··· Data for this task ···

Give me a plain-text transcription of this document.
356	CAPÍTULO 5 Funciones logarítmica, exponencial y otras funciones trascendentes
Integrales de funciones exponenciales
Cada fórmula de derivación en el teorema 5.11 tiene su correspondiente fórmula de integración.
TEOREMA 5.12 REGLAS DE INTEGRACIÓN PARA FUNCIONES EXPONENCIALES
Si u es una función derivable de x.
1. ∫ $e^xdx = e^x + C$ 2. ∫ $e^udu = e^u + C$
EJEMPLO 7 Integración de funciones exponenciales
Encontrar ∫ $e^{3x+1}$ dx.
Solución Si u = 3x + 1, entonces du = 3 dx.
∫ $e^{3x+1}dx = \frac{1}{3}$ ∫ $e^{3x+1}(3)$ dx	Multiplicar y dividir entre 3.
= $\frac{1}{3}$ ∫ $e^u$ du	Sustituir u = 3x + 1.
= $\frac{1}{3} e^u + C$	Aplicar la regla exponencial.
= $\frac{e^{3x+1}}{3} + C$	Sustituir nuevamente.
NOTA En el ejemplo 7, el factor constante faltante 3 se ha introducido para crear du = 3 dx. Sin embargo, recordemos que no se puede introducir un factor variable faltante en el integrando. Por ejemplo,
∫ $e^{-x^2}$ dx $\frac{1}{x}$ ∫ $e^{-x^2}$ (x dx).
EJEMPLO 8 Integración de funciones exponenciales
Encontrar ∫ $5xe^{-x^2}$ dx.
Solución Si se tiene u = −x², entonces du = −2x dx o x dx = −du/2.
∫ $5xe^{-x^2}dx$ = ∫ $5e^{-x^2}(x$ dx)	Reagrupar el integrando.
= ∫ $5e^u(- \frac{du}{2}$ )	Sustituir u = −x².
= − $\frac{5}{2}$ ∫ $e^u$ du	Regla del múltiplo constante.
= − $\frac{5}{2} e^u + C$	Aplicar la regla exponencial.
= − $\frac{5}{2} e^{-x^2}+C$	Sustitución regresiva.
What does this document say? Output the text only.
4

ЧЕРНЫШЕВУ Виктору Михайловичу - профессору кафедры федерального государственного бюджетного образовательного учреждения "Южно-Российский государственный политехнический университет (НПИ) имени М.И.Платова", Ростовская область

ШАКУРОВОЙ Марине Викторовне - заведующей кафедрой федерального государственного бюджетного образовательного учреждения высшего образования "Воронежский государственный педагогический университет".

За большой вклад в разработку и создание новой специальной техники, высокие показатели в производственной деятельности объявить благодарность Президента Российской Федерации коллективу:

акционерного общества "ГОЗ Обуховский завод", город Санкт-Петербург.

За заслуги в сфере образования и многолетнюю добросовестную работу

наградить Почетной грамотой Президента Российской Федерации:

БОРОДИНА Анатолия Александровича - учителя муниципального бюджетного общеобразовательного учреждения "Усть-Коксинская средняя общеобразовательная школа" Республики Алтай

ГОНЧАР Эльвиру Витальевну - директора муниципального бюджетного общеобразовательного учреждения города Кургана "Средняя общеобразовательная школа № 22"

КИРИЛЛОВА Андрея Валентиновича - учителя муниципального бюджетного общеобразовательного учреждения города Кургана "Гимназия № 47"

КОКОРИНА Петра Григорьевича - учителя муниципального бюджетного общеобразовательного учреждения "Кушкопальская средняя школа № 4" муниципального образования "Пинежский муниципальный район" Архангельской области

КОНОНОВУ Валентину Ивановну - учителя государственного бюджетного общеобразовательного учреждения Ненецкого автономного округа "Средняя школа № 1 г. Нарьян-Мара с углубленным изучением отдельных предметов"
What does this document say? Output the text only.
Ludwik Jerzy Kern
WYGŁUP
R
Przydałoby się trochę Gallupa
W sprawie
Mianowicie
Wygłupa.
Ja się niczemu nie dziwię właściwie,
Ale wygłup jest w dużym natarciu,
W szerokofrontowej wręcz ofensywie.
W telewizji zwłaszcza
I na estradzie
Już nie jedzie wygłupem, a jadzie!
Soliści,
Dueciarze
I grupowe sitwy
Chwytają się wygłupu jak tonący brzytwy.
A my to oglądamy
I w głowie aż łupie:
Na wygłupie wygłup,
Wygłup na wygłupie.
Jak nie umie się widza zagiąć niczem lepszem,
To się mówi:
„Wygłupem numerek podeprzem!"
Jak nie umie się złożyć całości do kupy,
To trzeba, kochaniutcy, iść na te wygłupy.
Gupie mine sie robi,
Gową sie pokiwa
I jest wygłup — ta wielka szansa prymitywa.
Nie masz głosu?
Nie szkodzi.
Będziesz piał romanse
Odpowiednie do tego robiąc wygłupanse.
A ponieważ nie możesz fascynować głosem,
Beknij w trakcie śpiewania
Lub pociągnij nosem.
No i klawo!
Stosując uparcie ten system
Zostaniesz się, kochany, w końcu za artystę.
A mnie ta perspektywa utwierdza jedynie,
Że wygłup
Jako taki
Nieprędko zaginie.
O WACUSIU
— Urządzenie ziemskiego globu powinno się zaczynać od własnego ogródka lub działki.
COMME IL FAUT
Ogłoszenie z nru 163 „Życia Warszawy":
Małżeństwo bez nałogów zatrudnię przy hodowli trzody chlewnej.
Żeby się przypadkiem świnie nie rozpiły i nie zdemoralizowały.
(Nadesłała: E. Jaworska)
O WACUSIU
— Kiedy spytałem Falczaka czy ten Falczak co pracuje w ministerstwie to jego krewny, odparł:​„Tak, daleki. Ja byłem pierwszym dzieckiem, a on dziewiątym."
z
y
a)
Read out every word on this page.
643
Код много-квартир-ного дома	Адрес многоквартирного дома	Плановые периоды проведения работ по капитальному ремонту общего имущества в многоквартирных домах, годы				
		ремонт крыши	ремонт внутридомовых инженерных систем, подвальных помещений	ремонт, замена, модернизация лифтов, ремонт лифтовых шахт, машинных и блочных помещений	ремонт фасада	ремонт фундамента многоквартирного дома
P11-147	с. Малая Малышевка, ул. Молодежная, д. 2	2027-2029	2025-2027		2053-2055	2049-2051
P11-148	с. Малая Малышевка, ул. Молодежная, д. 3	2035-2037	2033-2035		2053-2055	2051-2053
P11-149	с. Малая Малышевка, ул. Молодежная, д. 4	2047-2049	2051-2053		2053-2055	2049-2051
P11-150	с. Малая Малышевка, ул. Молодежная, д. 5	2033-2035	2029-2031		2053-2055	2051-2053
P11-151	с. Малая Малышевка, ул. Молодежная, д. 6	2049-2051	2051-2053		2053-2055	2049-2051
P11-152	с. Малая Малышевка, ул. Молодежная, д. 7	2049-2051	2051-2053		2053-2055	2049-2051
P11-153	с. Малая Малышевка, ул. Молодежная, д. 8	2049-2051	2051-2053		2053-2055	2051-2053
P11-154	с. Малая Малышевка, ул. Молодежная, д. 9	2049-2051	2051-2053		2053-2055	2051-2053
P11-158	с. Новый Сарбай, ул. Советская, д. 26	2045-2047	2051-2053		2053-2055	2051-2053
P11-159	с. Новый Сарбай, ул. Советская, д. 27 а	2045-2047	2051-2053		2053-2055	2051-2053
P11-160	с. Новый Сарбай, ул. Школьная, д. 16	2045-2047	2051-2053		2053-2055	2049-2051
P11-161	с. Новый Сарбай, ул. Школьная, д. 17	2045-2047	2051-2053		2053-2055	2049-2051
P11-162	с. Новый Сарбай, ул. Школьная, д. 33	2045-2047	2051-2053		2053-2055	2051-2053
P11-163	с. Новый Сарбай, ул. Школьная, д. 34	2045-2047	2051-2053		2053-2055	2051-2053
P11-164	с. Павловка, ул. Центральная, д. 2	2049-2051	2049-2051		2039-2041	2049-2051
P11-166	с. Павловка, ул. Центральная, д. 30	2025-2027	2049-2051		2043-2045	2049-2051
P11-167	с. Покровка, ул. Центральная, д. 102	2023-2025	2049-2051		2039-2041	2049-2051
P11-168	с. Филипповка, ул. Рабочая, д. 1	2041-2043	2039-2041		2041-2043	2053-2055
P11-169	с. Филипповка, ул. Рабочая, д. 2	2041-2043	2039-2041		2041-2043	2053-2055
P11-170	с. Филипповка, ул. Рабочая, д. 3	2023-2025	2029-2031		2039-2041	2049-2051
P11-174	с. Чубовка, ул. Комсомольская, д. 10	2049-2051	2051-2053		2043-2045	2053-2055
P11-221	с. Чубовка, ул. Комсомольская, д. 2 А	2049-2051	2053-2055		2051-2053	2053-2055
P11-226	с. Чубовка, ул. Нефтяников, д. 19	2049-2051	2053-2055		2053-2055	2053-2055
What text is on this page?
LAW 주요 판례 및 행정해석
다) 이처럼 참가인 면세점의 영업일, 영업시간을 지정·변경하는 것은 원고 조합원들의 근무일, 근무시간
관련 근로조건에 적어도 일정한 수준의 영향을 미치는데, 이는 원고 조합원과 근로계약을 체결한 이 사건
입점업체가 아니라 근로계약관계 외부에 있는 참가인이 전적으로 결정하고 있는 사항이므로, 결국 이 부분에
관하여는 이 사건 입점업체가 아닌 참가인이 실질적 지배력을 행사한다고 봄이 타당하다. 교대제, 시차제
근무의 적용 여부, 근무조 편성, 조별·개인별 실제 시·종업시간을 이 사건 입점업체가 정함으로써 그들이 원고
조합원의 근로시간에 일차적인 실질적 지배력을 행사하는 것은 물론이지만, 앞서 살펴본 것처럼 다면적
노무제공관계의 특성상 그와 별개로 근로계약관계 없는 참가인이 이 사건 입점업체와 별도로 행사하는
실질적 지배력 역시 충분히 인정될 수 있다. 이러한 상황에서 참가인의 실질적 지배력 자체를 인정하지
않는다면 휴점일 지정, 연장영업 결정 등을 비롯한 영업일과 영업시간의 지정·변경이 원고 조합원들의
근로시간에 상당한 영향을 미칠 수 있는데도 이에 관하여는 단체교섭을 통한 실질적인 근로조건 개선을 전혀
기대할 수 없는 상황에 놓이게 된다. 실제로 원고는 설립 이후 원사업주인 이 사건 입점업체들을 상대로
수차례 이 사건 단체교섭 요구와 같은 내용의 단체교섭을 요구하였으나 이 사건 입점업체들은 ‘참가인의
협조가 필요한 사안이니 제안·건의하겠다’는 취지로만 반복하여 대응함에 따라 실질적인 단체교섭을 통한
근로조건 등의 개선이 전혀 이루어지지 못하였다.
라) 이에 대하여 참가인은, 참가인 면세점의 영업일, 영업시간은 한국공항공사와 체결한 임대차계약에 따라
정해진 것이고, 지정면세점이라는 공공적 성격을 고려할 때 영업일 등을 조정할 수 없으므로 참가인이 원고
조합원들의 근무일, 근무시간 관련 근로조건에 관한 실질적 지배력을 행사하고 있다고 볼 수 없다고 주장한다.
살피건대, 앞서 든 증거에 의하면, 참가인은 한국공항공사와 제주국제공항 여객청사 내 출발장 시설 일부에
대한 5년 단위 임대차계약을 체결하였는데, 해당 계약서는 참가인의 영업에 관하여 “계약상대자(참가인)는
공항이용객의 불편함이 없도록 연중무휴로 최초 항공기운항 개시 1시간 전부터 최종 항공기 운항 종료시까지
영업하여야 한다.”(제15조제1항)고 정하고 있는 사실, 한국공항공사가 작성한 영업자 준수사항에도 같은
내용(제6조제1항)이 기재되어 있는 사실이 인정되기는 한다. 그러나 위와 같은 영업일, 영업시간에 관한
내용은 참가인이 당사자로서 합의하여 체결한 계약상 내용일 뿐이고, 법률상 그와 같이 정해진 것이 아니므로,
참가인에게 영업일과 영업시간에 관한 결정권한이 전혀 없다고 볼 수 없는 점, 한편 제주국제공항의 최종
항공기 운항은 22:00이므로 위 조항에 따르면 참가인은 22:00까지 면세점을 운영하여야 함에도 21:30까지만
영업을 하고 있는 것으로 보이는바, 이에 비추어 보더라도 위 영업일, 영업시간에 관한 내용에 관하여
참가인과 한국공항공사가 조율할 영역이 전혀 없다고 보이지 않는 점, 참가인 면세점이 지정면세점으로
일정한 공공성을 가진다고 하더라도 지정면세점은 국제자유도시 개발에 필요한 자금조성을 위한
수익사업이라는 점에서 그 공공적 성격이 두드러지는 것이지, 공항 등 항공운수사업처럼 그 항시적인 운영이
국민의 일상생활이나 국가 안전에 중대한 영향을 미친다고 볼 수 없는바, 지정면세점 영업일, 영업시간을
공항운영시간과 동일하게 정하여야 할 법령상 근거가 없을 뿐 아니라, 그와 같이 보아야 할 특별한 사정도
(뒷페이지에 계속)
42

···

▸ Required task
Which lines of the data above contain "참가인의"? Copy each one.

▸ Right answer
실질적 지배력 역시 충분히 인정될 수 있다. 이러한 상황에서 참가인의 실질적 지배력 자체를 인정하지
수차례 이 사건 단체교섭 요구와 같은 내용의 단체교섭을 요구하였으나 이 사건 입점업체들은 ‘참가인의
대한 5년 단위 임대차계약을 체결하였는데, 해당 계약서는 참가인의 영업에 관하여 “계약상대자(참가인)는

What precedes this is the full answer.